_The exercise_
Count the lines of the data below that contain the string "speed". Give only the number.

-- Data entries start --

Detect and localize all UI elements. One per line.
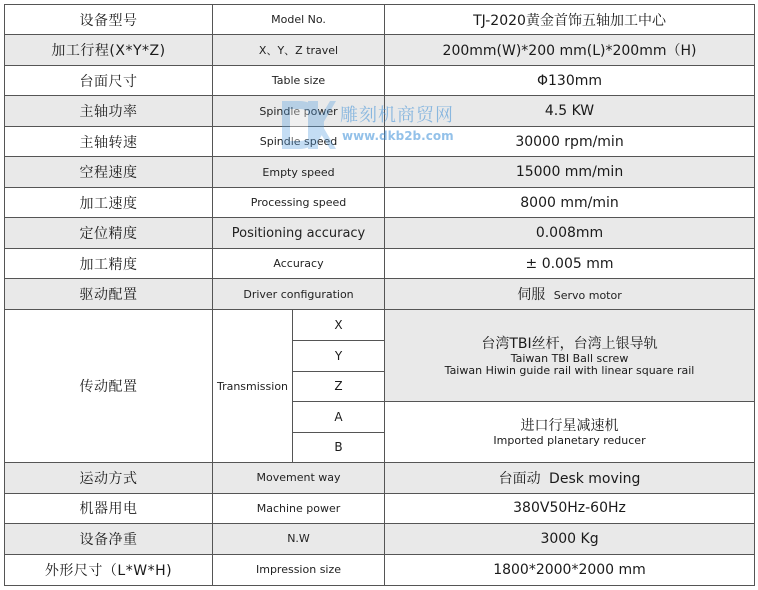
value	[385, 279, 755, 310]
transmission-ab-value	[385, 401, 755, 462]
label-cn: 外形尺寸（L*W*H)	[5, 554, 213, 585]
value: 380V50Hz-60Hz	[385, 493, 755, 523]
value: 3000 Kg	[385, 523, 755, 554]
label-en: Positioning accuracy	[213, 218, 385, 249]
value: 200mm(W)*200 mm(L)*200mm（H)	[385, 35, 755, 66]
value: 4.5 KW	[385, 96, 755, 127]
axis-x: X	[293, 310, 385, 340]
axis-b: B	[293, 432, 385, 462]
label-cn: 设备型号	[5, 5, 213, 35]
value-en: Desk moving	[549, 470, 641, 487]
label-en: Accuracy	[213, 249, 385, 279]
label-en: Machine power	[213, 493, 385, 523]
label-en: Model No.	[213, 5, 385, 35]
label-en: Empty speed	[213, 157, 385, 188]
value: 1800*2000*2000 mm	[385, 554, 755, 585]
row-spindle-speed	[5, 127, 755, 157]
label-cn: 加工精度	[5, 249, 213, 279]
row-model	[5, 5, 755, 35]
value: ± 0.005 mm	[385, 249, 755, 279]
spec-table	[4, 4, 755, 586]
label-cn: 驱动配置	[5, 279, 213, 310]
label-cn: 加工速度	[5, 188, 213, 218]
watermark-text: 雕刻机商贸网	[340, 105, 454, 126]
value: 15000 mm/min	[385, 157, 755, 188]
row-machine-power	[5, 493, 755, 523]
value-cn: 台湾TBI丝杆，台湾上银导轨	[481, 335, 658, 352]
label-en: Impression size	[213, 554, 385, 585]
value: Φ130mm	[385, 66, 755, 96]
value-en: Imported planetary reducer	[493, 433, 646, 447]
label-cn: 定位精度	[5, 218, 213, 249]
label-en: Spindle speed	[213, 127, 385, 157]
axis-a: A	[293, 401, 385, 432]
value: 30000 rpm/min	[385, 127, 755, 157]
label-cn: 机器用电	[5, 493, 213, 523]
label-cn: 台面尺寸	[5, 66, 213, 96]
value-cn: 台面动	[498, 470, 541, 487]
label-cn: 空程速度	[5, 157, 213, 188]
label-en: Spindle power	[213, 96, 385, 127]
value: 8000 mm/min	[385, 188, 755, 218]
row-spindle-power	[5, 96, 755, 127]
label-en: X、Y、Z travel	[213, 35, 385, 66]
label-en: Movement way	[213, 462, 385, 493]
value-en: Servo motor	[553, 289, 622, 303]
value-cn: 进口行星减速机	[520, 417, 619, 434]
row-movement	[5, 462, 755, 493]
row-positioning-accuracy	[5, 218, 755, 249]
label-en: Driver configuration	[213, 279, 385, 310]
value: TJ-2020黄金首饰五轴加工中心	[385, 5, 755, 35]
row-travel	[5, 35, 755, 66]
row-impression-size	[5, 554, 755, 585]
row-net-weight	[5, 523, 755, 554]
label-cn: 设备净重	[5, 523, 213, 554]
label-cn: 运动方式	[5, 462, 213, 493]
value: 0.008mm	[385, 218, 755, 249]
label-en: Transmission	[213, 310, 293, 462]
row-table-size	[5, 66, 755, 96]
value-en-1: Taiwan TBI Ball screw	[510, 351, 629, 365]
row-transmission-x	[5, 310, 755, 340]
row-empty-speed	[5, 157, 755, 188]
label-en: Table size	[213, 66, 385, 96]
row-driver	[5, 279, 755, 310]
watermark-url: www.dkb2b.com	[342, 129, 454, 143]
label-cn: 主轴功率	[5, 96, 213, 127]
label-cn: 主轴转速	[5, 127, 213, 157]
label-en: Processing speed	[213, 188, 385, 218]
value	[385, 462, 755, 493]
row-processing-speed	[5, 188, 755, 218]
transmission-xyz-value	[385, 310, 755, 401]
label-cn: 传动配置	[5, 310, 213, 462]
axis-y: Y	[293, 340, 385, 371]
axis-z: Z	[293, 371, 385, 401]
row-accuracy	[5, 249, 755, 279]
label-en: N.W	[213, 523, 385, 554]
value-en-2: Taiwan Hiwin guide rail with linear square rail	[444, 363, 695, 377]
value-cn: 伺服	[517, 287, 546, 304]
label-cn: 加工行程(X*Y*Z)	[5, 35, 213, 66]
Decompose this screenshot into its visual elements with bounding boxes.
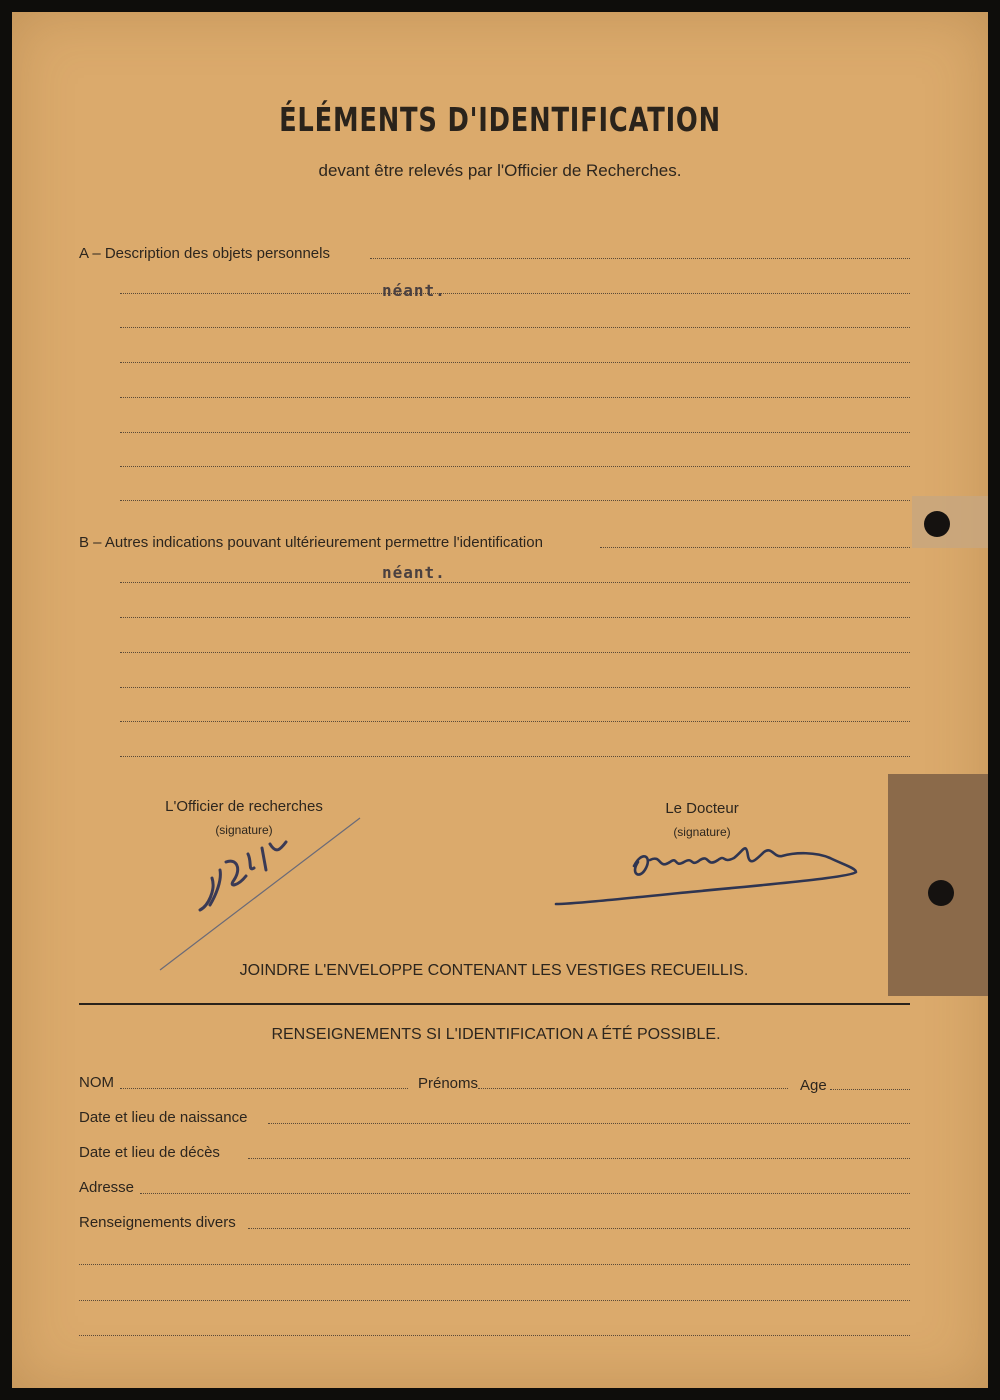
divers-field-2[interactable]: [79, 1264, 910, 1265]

-- Data entries end --

_Problem solution_
6